■ Exercise instructions
Report back each line of the records that contains the string "title".

■ Data listing
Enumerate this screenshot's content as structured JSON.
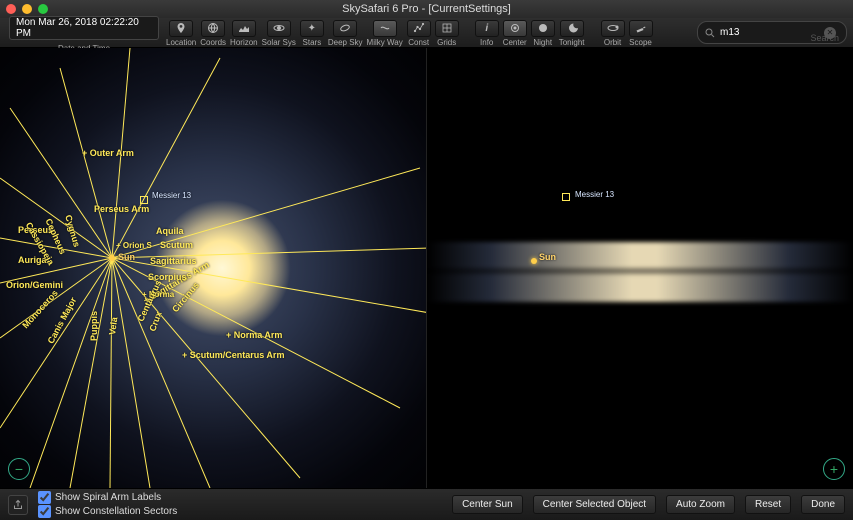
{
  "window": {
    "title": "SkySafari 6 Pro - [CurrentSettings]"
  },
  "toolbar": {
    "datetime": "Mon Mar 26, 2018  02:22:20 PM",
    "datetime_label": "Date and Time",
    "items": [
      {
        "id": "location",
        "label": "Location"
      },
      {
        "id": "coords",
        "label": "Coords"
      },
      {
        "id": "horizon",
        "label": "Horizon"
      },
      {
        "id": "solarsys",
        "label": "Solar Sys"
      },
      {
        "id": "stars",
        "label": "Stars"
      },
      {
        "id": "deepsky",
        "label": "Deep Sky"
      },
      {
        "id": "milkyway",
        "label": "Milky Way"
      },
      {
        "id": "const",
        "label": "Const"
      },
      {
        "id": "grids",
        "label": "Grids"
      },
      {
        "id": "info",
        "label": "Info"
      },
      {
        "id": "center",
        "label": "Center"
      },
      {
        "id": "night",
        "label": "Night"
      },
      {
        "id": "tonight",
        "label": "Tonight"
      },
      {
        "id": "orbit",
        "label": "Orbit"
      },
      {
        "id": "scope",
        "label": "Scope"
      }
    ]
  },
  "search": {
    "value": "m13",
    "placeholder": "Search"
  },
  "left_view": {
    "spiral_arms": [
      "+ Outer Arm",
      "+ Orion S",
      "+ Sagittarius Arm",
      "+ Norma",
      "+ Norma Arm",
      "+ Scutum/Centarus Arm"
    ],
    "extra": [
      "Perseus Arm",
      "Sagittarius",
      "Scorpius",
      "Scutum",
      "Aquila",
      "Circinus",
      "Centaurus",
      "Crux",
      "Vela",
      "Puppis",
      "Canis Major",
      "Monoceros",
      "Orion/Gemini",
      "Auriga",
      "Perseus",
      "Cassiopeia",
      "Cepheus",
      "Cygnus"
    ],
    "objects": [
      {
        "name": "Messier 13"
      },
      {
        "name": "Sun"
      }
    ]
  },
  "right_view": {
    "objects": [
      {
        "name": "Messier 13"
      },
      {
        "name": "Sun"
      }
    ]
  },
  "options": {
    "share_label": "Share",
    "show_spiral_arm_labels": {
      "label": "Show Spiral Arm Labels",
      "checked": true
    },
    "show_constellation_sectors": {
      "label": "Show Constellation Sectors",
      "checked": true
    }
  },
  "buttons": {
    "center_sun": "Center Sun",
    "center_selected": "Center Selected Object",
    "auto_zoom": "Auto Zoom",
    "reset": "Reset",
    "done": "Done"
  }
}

--

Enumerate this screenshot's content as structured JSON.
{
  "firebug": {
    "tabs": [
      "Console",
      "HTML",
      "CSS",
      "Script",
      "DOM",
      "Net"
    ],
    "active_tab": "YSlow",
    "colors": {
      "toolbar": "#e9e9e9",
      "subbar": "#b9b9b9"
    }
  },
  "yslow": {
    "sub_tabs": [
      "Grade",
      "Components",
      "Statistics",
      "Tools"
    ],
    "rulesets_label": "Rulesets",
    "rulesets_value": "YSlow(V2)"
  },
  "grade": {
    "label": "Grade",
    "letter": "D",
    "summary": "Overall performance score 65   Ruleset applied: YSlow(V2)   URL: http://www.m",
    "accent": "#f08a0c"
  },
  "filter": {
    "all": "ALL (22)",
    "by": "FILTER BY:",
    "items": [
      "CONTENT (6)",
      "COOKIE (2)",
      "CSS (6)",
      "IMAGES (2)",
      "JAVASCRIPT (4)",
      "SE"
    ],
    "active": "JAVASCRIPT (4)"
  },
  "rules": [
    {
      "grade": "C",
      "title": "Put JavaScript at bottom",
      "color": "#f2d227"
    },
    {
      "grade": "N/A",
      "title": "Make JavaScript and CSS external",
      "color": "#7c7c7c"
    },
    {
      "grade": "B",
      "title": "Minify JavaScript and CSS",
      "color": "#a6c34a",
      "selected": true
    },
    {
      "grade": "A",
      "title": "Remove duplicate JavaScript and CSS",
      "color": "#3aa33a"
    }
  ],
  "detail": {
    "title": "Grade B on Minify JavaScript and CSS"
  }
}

■ Answer to the task
    "title": "SkySafari 6 Pro - [CurrentSettings]"
      "title": "Put JavaScript at bottom",
      "title": "Make JavaScript and CSS external",
      "title": "Minify JavaScript and CSS",
      "title": "Remove duplicate JavaScript and CSS",
    "title": "Grade B on Minify JavaScript and CSS"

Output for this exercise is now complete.